Instructions to follow: Pick out every line of the entries below where "vecchio" occurs, and copy those lines.

(Data excerpts)
** start **
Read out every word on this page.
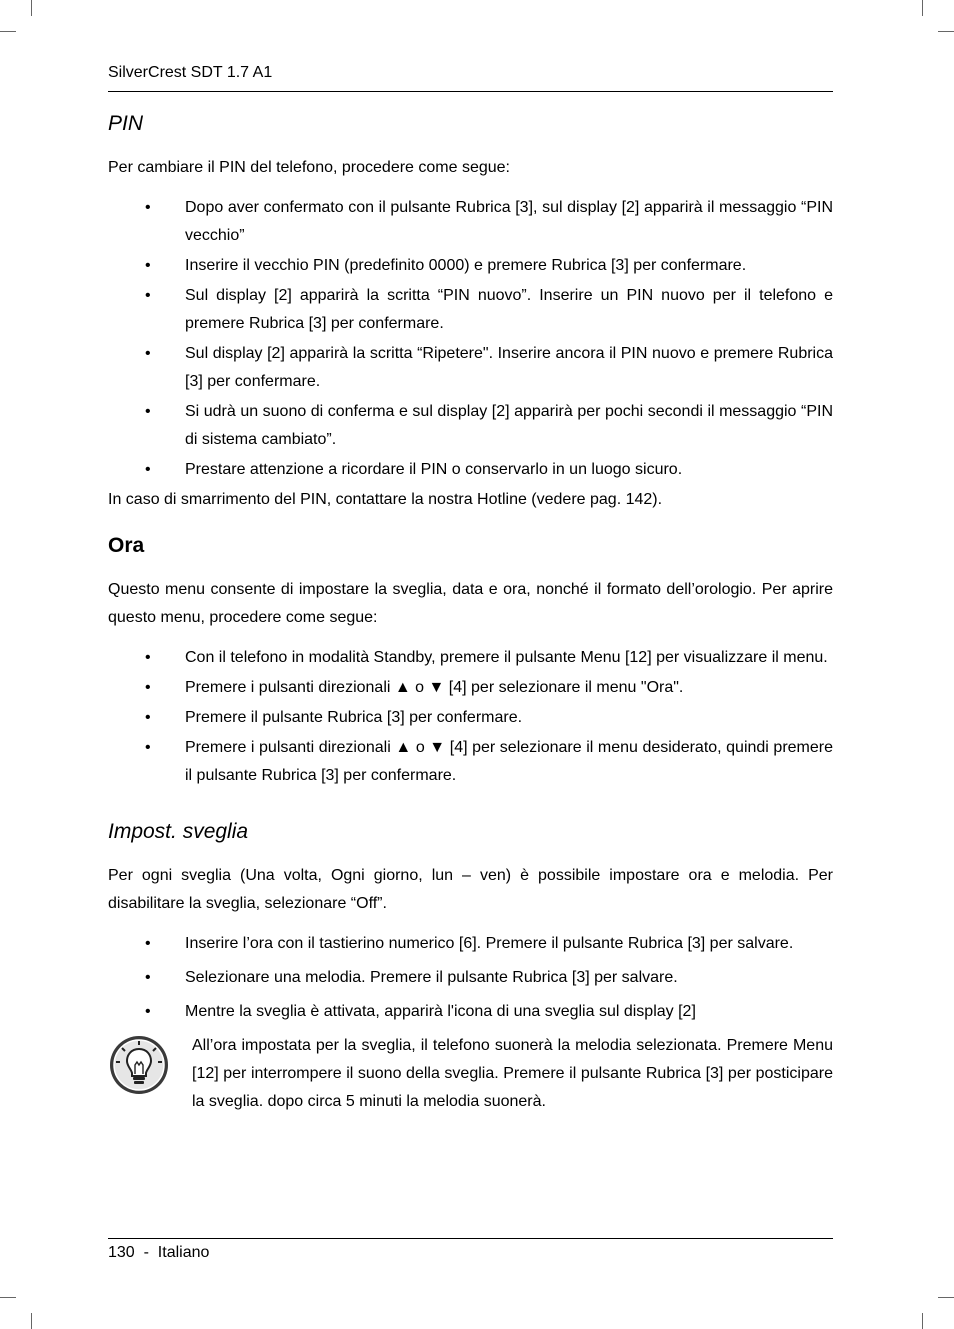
SilverCrest SDT 1.7 A1
PIN

Per cambiare il PIN del telefono, procedere come segue:

• Dopo aver confermato con il pulsante Rubrica [3], sul display [2] apparirà il messaggio “PIN vecchio”
• Inserire il vecchio PIN (predefinito 0000) e premere Rubrica [3] per confermare.
• Sul display [2] apparirà la scritta “PIN nuovo”. Inserire un PIN nuovo per il telefono e premere Rubrica [3] per confermare.
• Sul display [2] apparirà la scritta “Ripetere". Inserire ancora il PIN nuovo e premere Rubrica [3] per confermare.
• Si udrà un suono di conferma e sul display [2] apparirà per pochi secondi il messaggio “PIN di sistema cambiato”.
• Prestare attenzione a ricordare il PIN o conservarlo in un luogo sicuro.

In caso di smarrimento del PIN, contattare la nostra Hotline (vedere pag. 142).

Ora

Questo menu consente di impostare la sveglia, data e ora, nonché il formato dell’orologio. Per aprire questo menu, procedere come segue:

• Con il telefono in modalità Standby, premere il pulsante Menu [12] per visualizzare il menu.
• Premere i pulsanti direzionali ▲ o ▼ [4] per selezionare il menu "Ora".
• Premere il pulsante Rubrica [3] per confermare.
• Premere i pulsanti direzionali ▲ o ▼ [4] per selezionare il menu desiderato, quindi premere il pulsante Rubrica [3] per confermare.
Impost. sveglia

Per ogni sveglia (Una volta, Ogni giorno, lun – ven) è possibile impostare ora e melodia. Per disabilitare la sveglia, selezionare “Off”.

• Inserire l’ora con il tastierino numerico [6]. Premere il pulsante Rubrica [3] per salvare.
• Selezionare una melodia. Premere il pulsante Rubrica [3] per salvare.
• Mentre la sveglia è attivata, apparirà l'icona di una sveglia sul display [2]

All’ora impostata per la sveglia, il telefono suonerà la melodia selezionata. Premere Menu [12] per interrompere il suono della sveglia. Premere il pulsante Rubrica [3] per posticipare la sveglia. dopo circa 5 minuti la melodia suonerà.

130  -  Italiano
** end **
Reply to the task:
• Dopo aver confermato con il pulsante Rubrica [3], sul display [2] apparirà il messaggio “PIN vecchio”
• Inserire il vecchio PIN (predefinito 0000) e premere Rubrica [3] per confermare.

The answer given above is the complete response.